Source data:
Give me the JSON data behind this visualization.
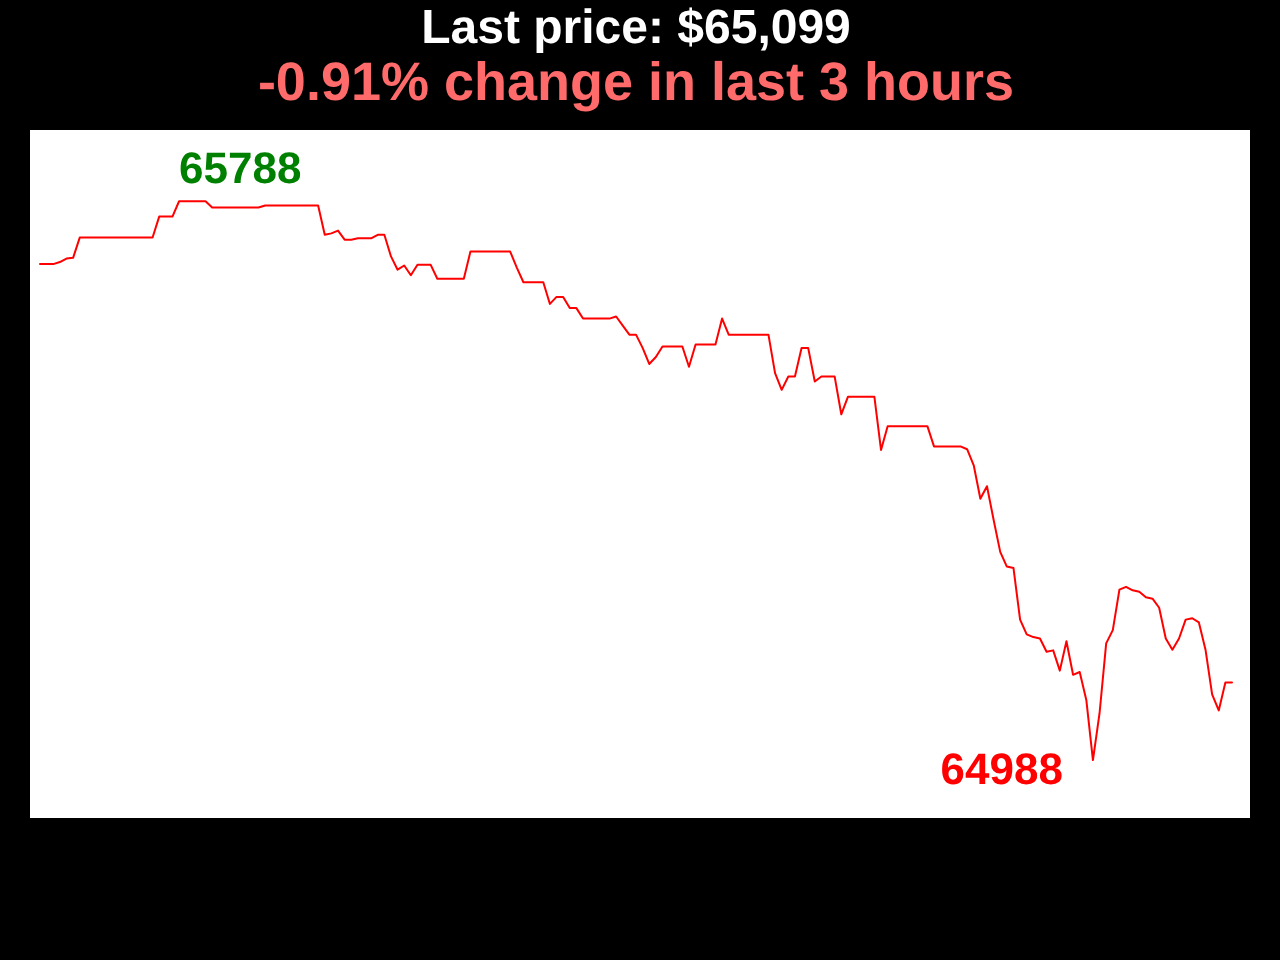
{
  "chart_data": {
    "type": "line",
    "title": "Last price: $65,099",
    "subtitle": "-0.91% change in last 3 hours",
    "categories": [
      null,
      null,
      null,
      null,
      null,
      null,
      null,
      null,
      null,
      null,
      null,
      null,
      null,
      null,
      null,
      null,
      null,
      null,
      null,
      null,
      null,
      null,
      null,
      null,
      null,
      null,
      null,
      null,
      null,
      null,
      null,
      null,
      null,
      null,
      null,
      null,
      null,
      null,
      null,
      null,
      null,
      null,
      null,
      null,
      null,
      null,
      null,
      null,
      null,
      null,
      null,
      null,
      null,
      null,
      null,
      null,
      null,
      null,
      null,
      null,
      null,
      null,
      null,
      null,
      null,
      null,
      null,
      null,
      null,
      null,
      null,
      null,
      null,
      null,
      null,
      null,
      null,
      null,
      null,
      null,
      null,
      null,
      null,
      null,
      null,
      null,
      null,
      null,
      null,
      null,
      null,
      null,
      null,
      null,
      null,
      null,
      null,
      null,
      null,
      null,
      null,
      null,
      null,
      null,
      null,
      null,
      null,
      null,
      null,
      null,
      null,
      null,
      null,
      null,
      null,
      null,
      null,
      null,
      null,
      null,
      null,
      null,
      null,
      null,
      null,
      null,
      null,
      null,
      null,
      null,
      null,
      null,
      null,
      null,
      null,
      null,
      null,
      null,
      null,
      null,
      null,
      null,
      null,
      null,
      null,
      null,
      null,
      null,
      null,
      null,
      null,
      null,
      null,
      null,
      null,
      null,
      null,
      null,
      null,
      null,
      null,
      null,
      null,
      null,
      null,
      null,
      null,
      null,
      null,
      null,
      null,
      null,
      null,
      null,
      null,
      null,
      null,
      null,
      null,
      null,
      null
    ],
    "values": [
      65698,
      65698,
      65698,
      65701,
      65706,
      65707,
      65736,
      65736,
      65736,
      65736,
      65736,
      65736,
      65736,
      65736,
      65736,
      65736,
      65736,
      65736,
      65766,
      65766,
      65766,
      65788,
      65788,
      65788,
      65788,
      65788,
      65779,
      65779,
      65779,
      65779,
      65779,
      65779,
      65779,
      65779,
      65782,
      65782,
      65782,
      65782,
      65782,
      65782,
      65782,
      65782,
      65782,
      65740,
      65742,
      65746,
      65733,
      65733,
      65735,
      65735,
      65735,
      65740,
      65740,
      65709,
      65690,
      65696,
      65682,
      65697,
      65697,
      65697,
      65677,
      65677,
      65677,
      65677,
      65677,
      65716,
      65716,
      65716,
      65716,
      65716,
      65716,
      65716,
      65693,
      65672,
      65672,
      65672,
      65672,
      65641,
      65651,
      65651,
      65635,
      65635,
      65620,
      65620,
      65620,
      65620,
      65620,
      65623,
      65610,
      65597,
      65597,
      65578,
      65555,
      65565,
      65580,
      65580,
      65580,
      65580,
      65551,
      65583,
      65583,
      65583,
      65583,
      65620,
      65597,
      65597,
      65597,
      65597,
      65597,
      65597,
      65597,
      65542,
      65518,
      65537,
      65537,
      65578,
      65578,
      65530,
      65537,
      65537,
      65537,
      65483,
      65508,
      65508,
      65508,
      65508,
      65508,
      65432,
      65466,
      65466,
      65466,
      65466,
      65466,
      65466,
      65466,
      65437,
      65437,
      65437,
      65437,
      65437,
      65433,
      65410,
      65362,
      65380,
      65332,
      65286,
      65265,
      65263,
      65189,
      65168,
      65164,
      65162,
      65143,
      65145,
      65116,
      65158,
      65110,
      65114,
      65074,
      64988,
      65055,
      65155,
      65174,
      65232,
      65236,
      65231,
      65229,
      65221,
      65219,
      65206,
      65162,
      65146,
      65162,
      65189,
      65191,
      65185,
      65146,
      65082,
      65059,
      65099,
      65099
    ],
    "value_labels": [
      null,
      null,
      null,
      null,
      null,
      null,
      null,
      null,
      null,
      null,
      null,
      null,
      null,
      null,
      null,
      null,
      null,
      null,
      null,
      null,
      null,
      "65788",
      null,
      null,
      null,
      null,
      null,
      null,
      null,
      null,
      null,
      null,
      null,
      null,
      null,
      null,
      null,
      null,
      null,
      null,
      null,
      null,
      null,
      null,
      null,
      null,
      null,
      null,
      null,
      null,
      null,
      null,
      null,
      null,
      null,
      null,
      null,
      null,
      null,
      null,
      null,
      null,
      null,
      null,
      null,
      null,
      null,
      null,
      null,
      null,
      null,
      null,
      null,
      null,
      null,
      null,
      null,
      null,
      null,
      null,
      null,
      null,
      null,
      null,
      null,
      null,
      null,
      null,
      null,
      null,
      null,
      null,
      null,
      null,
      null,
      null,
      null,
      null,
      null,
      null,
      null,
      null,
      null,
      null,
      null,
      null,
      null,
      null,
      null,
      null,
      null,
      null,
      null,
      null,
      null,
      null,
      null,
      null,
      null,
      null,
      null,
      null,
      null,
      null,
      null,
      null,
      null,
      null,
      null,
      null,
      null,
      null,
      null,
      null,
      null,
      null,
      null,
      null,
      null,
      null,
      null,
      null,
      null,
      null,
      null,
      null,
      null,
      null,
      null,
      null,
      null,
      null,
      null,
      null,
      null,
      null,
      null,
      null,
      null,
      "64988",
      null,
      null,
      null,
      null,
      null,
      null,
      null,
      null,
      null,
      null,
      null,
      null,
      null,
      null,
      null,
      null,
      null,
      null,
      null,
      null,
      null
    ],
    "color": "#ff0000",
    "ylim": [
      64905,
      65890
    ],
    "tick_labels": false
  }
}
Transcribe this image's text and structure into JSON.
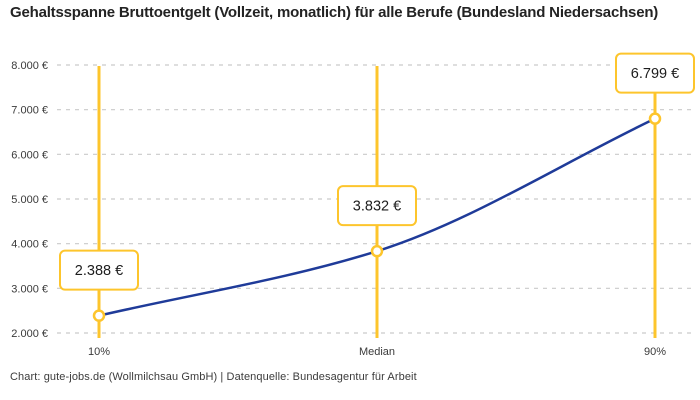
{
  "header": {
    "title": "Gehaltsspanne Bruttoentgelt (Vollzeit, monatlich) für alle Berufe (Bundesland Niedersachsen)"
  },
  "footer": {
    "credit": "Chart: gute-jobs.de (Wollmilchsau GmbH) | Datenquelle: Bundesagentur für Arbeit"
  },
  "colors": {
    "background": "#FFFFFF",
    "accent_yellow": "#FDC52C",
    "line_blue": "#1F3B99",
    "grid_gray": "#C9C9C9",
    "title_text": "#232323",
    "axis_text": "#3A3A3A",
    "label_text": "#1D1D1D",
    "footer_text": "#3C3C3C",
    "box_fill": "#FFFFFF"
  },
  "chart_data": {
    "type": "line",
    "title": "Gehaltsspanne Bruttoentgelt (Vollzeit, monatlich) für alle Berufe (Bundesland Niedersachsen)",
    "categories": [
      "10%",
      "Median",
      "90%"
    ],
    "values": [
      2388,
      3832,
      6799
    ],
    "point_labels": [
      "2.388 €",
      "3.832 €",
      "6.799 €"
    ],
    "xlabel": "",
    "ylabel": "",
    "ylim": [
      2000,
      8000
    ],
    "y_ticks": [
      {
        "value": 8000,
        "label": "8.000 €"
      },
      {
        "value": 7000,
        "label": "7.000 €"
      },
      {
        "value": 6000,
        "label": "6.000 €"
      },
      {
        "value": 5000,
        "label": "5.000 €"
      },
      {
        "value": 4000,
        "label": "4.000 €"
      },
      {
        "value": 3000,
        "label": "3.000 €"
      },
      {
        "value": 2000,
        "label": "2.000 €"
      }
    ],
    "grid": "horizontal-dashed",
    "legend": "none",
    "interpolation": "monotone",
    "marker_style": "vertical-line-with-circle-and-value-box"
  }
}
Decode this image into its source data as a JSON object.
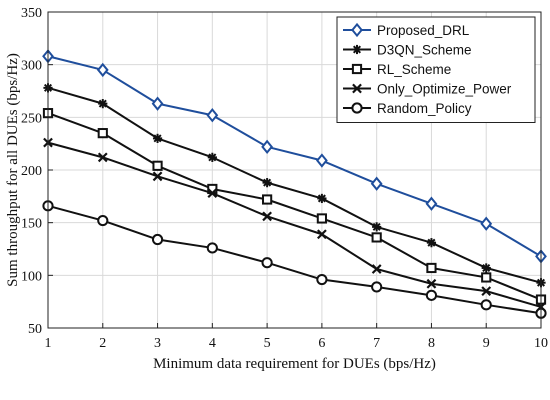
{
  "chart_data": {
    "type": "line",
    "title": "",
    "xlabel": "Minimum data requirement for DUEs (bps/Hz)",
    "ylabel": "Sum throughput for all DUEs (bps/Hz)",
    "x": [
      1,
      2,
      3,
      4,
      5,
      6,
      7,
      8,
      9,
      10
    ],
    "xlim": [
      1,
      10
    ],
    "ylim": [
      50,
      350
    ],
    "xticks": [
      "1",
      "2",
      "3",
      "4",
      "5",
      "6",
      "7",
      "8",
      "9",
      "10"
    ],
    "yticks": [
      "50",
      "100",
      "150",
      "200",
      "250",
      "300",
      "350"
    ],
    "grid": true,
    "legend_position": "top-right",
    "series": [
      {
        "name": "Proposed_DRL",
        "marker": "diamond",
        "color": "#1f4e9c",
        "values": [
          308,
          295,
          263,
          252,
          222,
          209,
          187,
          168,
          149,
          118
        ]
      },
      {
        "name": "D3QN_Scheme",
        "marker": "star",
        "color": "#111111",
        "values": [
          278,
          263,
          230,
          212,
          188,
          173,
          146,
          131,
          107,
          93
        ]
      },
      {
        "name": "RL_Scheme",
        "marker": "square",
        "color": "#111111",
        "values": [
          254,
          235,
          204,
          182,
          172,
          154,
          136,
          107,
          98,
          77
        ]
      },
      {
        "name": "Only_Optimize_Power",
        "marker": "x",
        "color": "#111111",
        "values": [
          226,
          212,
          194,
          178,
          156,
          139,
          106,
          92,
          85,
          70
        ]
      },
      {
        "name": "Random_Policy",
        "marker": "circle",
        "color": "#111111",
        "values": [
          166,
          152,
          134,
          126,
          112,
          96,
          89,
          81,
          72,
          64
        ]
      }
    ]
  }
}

What is being asked: Copy every line in the listing above where the string "Bruttoentgelt" turns up.

Result of this exercise:
    "title": "Gehaltsspanne Bruttoentgelt (Vollzeit, monatlich) für alle Berufe (Bundesland Niedersachsen)"
    "title": "Gehaltsspanne Bruttoentgelt (Vollzeit, monatlich) für alle Berufe (Bundesland Niedersachsen)",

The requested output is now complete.